Task prompt
Repeat each entry as written and leave the images out of the copy.

[Recorded data]
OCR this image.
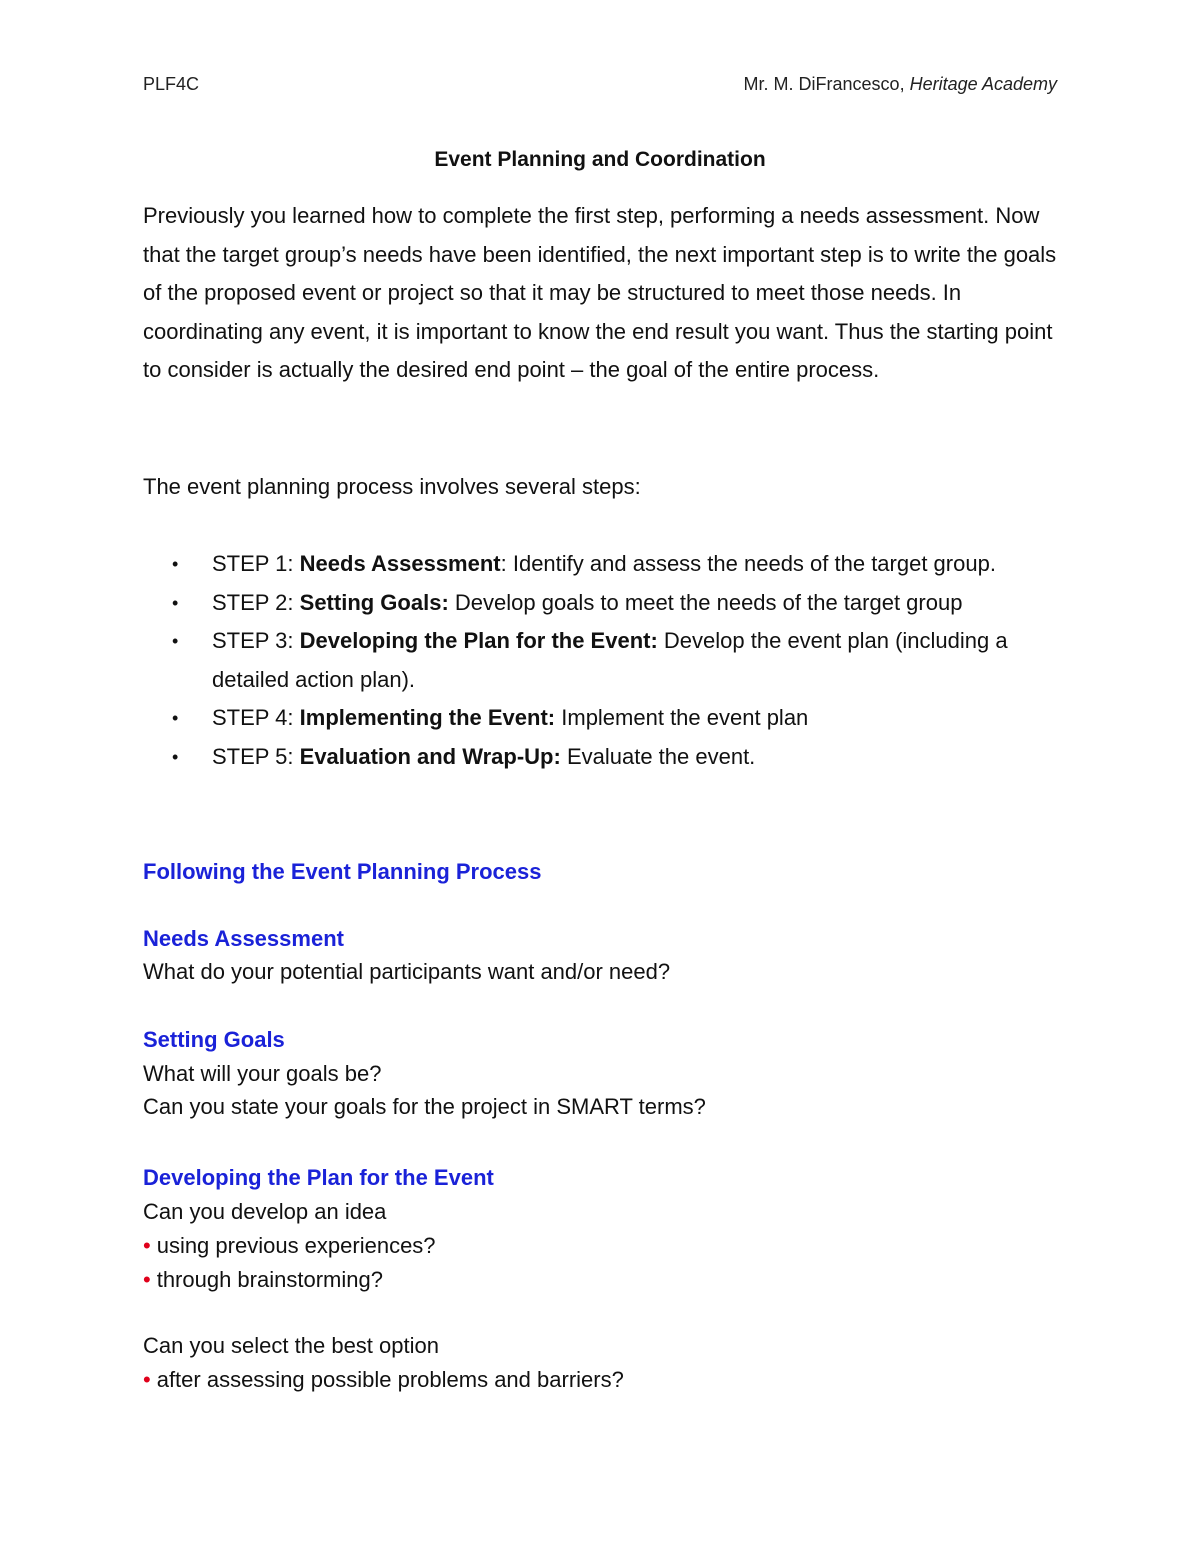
PLF4C	Mr. M. DiFrancesco, Heritage Academy
Event Planning and Coordination
Previously you learned how to complete the first step, performing a needs assessment. Now that the target group’s needs have been identified, the next important step is to write the goals of the proposed event or project so that it may be structured to meet those needs. In coordinating any event, it is important to know the end result you want. Thus the starting point to consider is actually the desired end point – the goal of the entire process.
The event planning process involves several steps:
• STEP 1: Needs Assessment: Identify and assess the needs of the target group.
• STEP 2: Setting Goals: Develop goals to meet the needs of the target group
• STEP 3: Developing the Plan for the Event: Develop the event plan (including a detailed action plan).
• STEP 4: Implementing the Event: Implement the event plan
• STEP 5: Evaluation and Wrap-Up: Evaluate the event.
Following the Event Planning Process
Needs Assessment
What do your potential participants want and/or need?
Setting Goals
What will your goals be?
Can you state your goals for the project in SMART terms?
Developing the Plan for the Event
Can you develop an idea
• using previous experiences?
• through brainstorming?
Can you select the best option
• after assessing possible problems and barriers?
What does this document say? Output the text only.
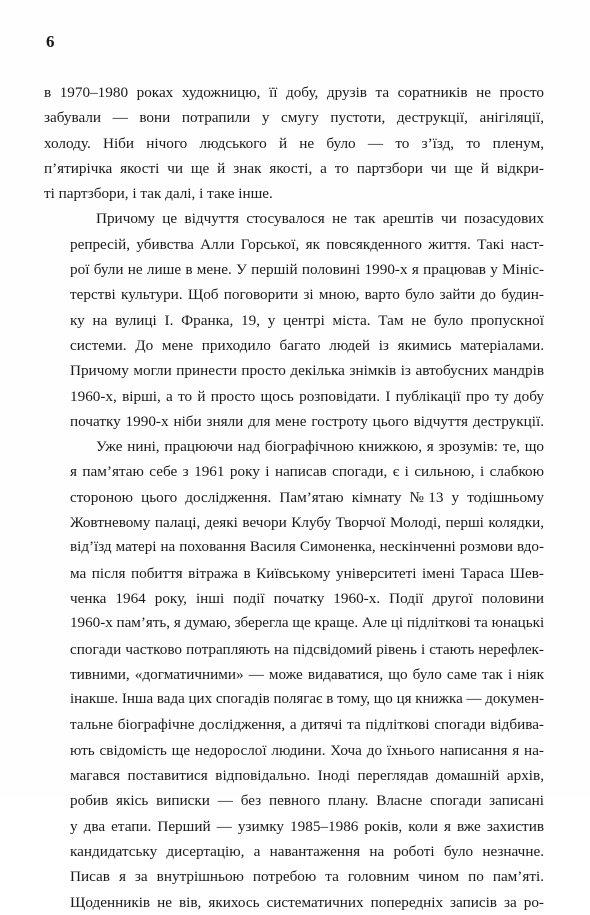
6
в 1970–1980 роках художницю, її добу, друзів та соратників не просто
забували — вони потрапили у смугу пустоти, деструкції, анігіляції,
холоду. Ніби нічого людського й не було — то з’їзд, то пленум,
п’ятирічка якості чи ще й знак якості, а то партзбори чи ще й відкри-
ті партзбори, і так далі, і таке інше.
Причому це відчуття стосувалося не так арештів чи позасудових
репресій, убивства Алли Горської, як повсякденного життя. Такі наст-
рої були не лише в мене. У першій половині 1990-х я працював у Мініс-
терстві культури. Щоб поговорити зі мною, варто було зайти до будин-
ку на вулиці І. Франка, 19, у центрі міста. Там не було пропускної
системи. До мене приходило багато людей із якимись матеріалами.
Причому могли принести просто декілька знімків із автобусних мандрів
1960-х, вірші, а то й просто щось розповідати. І публікації про ту добу
початку 1990-х ніби зняли для мене гостроту цього відчуття деструкції.
Уже нині, працюючи над біографічною книжкою, я зрозумів: те, що
я пам’ятаю себе з 1961 року і написав спогади, є і сильною, і слабкою
стороною цього дослідження. Пам’ятаю кімнату №13 у тодішньому
Жовтневому палаці, деякі вечори Клубу Творчої Молоді, перші колядки,
від’їзд матері на поховання Василя Симоненка, нескінченні розмови вдо-
ма після побиття вітража в Київському університеті імені Тараса Шев-
ченка 1964 року, інші події початку 1960-х. Події другої половини
1960-х пам’ять, я думаю, зберегла ще краще. Але ці підліткові та юнацькі
спогади частково потрапляють на підсвідомий рівень і стають нерефлек-
тивними, «догматичними» — може видаватися, що було саме так і ніяк
інакше. Інша вада цих спогадів полягає в тому, що ця книжка — докумен-
тальне біографічне дослідження, а дитячі та підліткові спогади відбива-
ють свідомість ще недорослої людини. Хоча до їхнього написання я на-
магався поставитися відповідально. Іноді переглядав домашній архів,
робив якісь виписки — без певного плану. Власне спогади записані
у два етапи. Перший — узимку 1985–1986 років, коли я вже захистив
кандидатську дисертацію, а навантаження на роботі було незначне.
Писав я за внутрішньою потребою та головним чином по пам’яті.
Щоденників не вів, якихось систематичних попередніх записів за ро-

Solution to the exercise
OCR this image.
PLF4C	Mr. M. DiFrancesco, Heritage Academy
Event Planning and Coordination
Previously you learned how to complete the first step, performing a needs assessment. Now that the target group’s needs have been identified, the next important step is to write the goals of the proposed event or project so that it may be structured to meet those needs. In coordinating any event, it is important to know the end result you want. Thus the starting point to consider is actually the desired end point – the goal of the entire process.
The event planning process involves several steps:
• STEP 1: Needs Assessment: Identify and assess the needs of the target group.
• STEP 2: Setting Goals: Develop goals to meet the needs of the target group
• STEP 3: Developing the Plan for the Event: Develop the event plan (including a detailed action plan).
• STEP 4: Implementing the Event: Implement the event plan
• STEP 5: Evaluation and Wrap-Up: Evaluate the event.
Following the Event Planning Process
Needs Assessment
What do your potential participants want and/or need?
Setting Goals
What will your goals be?
Can you state your goals for the project in SMART terms?
Developing the Plan for the Event
Can you develop an idea
• using previous experiences?
• through brainstorming?
Can you select the best option
• after assessing possible problems and barriers?
What does this document say? Output the text only.
6
в 1970–1980 роках художницю, її добу, друзів та соратників не просто
забували — вони потрапили у смугу пустоти, деструкції, анігіляції,
холоду. Ніби нічого людського й не було — то з’їзд, то пленум,
п’ятирічка якості чи ще й знак якості, а то партзбори чи ще й відкри-
ті партзбори, і так далі, і таке інше.
Причому це відчуття стосувалося не так арештів чи позасудових
репресій, убивства Алли Горської, як повсякденного життя. Такі наст-
рої були не лише в мене. У першій половині 1990-х я працював у Мініс-
терстві культури. Щоб поговорити зі мною, варто було зайти до будин-
ку на вулиці І. Франка, 19, у центрі міста. Там не було пропускної
системи. До мене приходило багато людей із якимись матеріалами.
Причому могли принести просто декілька знімків із автобусних мандрів
1960-х, вірші, а то й просто щось розповідати. І публікації про ту добу
початку 1990-х ніби зняли для мене гостроту цього відчуття деструкції.
Уже нині, працюючи над біографічною книжкою, я зрозумів: те, що
я пам’ятаю себе з 1961 року і написав спогади, є і сильною, і слабкою
стороною цього дослідження. Пам’ятаю кімнату №13 у тодішньому
Жовтневому палаці, деякі вечори Клубу Творчої Молоді, перші колядки,
від’їзд матері на поховання Василя Симоненка, нескінченні розмови вдо-
ма після побиття вітража в Київському університеті імені Тараса Шев-
ченка 1964 року, інші події початку 1960-х. Події другої половини
1960-х пам’ять, я думаю, зберегла ще краще. Але ці підліткові та юнацькі
спогади частково потрапляють на підсвідомий рівень і стають нерефлек-
тивними, «догматичними» — може видаватися, що було саме так і ніяк
інакше. Інша вада цих спогадів полягає в тому, що ця книжка — докумен-
тальне біографічне дослідження, а дитячі та підліткові спогади відбива-
ють свідомість ще недорослої людини. Хоча до їхнього написання я на-
магався поставитися відповідально. Іноді переглядав домашній архів,
робив якісь виписки — без певного плану. Власне спогади записані
у два етапи. Перший — узимку 1985–1986 років, коли я вже захистив
кандидатську дисертацію, а навантаження на роботі було незначне.
Писав я за внутрішньою потребою та головним чином по пам’яті.
Щоденників не вів, якихось систематичних попередніх записів за ро-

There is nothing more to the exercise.